-------- INPUT --------

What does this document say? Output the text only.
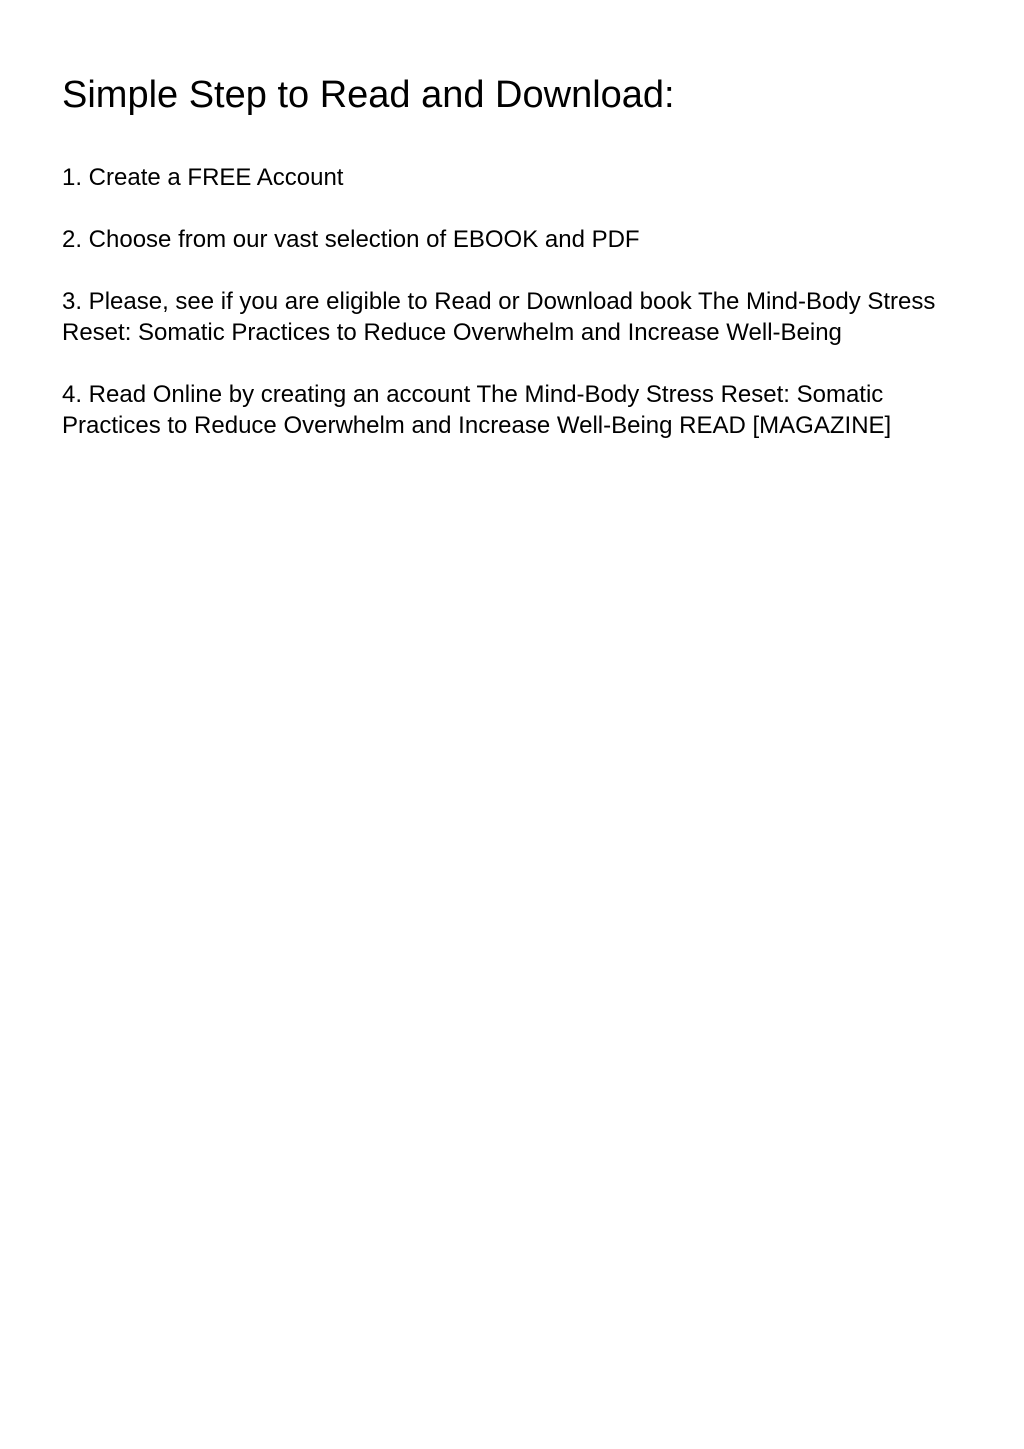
Simple Step to Read and Download:
1. Create a FREE Account
2. Choose from our vast selection of EBOOK and PDF
3. Please, see if you are eligible to Read or Download book The Mind-Body Stress Reset: Somatic Practices to Reduce Overwhelm and Increase Well-Being
4. Read Online by creating an account The Mind-Body Stress Reset: Somatic Practices to Reduce Overwhelm and Increase Well-Being READ [MAGAZINE]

--------

REQUIREMENTS: Transcribe the listing in full. Omit the pictures and keep every line exact.

EXERCISE OUTPUT:
What does this document say? Output the text only.
Simple Step to Read and Download:
1. Create a FREE Account
2. Choose from our vast selection of EBOOK and PDF
3. Please, see if you are eligible to Read or Download book The Mind-Body Stress Reset: Somatic Practices to Reduce Overwhelm and Increase Well-Being
4. Read Online by creating an account The Mind-Body Stress Reset: Somatic Practices to Reduce Overwhelm and Increase Well-Being READ [MAGAZINE]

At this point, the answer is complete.